Select lines where the word "Disolución" appears.
════
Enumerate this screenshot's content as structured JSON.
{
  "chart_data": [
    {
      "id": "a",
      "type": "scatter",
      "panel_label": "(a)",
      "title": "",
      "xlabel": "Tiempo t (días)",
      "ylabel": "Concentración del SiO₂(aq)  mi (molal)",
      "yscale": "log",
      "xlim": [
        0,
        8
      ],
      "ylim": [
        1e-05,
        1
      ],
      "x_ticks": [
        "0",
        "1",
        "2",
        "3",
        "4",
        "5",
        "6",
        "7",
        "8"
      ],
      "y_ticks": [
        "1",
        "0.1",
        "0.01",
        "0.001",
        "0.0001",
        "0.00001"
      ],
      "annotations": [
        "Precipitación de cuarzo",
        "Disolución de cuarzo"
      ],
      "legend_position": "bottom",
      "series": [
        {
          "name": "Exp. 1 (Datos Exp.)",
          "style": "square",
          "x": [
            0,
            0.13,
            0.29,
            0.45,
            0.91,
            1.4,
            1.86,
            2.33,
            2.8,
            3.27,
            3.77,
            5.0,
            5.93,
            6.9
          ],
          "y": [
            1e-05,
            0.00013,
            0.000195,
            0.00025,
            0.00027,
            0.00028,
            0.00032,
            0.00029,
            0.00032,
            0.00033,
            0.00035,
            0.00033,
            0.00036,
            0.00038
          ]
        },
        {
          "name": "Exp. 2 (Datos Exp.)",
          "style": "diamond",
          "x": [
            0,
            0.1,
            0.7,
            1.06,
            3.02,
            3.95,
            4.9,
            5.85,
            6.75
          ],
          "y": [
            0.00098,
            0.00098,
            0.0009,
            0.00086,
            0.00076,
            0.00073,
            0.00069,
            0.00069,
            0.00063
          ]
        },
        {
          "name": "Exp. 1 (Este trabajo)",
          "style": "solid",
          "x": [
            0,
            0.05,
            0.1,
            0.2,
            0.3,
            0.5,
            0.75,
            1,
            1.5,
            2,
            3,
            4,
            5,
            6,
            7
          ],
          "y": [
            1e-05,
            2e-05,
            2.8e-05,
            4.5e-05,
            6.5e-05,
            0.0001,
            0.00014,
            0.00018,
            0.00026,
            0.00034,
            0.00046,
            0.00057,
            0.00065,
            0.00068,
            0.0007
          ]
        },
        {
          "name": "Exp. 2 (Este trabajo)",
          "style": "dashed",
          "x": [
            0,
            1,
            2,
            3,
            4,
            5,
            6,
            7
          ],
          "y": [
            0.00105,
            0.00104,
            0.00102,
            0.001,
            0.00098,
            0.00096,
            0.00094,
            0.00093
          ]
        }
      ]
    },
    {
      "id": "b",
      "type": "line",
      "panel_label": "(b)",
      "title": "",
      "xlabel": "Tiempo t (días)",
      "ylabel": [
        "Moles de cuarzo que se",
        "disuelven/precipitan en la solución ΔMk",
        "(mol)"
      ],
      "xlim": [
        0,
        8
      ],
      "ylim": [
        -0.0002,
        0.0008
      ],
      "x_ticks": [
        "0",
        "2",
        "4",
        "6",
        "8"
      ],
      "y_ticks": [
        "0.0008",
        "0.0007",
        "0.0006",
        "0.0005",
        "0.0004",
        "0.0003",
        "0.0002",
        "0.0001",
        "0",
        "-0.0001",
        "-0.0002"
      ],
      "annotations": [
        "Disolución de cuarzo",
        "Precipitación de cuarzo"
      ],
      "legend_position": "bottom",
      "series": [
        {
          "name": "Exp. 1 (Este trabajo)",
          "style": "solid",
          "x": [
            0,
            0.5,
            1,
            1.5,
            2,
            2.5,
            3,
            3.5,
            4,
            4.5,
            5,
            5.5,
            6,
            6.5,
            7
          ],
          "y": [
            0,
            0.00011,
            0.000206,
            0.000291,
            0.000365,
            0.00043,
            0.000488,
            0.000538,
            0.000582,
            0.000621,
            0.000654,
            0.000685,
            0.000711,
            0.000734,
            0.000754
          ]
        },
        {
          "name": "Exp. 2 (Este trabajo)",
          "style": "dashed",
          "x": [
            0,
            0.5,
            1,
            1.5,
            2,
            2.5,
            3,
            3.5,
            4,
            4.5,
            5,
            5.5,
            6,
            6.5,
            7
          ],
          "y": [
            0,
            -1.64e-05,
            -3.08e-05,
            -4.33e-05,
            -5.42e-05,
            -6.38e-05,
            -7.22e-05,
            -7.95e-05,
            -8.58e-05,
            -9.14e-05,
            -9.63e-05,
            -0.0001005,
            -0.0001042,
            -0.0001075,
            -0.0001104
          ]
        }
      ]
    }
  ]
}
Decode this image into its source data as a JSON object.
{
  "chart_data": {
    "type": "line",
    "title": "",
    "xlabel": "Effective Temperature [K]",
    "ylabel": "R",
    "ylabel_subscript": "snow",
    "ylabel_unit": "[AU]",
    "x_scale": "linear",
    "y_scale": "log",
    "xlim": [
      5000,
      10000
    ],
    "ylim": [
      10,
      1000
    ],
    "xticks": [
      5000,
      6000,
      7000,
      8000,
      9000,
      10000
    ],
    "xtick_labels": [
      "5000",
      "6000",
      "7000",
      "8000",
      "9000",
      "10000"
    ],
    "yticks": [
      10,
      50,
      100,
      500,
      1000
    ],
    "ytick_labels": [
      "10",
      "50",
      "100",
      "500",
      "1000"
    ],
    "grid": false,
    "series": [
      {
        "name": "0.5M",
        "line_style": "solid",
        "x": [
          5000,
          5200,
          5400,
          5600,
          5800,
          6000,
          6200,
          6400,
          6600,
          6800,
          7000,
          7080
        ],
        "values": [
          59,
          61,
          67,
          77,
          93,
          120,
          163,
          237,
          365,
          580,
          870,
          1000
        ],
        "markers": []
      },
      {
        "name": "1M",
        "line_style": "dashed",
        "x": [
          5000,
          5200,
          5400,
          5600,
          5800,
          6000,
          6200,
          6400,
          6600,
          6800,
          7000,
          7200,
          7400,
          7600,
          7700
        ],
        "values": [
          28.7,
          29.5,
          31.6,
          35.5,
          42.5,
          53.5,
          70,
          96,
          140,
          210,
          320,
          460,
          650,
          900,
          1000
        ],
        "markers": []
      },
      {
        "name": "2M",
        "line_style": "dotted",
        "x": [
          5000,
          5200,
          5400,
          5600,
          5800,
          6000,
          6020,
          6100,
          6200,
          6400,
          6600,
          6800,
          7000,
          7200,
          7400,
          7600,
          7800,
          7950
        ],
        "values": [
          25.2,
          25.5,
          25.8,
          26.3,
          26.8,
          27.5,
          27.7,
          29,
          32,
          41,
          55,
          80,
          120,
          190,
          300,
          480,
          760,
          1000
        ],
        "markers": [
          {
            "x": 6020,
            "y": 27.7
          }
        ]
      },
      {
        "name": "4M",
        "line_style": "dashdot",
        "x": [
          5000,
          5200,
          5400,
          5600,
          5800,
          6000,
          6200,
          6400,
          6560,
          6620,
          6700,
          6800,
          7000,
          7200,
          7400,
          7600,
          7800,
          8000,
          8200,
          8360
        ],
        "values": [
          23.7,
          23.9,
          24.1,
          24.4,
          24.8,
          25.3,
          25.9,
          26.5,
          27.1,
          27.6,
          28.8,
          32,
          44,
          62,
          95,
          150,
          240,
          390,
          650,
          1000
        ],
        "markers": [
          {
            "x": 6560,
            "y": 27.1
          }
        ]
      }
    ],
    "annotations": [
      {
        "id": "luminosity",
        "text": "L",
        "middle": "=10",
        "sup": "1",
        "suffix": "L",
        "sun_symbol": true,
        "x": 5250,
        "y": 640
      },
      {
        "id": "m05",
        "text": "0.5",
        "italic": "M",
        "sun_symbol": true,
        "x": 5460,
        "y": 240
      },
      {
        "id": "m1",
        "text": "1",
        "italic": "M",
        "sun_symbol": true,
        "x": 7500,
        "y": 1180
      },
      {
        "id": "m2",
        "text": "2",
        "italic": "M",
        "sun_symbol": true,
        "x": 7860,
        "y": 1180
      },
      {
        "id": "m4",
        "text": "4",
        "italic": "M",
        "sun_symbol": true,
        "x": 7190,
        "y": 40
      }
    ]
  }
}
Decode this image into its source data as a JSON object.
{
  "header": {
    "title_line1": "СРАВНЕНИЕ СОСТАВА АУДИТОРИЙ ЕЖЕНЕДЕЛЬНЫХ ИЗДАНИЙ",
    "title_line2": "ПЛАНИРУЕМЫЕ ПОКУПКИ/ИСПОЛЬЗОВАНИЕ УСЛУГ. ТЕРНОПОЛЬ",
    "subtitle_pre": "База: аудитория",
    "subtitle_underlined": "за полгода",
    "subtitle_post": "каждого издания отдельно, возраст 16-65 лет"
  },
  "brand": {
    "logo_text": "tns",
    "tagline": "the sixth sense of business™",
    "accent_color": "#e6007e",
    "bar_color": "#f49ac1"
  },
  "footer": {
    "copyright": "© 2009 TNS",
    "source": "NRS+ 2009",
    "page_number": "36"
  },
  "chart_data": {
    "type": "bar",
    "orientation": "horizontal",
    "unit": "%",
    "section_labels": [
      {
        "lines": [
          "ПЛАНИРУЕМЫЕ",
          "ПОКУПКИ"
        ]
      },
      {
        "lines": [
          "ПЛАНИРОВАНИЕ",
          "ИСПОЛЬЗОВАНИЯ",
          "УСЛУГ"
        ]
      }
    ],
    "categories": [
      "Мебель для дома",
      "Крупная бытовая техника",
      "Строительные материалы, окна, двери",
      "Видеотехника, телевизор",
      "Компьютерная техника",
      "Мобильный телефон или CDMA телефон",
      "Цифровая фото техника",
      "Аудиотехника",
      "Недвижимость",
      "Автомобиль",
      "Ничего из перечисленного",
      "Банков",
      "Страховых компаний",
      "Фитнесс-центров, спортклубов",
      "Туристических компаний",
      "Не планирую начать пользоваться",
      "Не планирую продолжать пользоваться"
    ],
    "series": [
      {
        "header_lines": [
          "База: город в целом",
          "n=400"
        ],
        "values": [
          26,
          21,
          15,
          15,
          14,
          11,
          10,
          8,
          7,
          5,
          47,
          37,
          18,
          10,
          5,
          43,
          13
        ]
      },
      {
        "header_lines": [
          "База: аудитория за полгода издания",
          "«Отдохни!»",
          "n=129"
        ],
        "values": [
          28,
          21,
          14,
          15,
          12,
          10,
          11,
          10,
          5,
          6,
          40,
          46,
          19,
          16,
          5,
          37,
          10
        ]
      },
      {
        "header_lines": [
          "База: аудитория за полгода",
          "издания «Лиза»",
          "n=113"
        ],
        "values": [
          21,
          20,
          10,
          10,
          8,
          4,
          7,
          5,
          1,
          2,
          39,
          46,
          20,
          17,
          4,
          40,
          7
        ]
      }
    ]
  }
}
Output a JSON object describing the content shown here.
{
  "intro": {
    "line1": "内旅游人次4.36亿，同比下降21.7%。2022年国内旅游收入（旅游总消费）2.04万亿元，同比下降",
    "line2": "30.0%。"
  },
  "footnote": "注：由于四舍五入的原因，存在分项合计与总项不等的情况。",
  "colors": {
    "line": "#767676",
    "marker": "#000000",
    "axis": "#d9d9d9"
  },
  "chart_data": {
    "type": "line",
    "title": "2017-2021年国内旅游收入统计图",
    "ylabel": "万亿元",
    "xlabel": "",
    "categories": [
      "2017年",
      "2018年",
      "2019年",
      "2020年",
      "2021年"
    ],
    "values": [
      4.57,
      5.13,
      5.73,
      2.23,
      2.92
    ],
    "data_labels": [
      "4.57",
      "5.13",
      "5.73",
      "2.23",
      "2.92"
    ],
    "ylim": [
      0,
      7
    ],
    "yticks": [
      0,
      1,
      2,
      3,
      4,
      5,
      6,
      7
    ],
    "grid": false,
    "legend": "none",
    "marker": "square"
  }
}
════
**Answer for the task:**
        "Disolución de cuarzo"
        "Disolución de cuarzo",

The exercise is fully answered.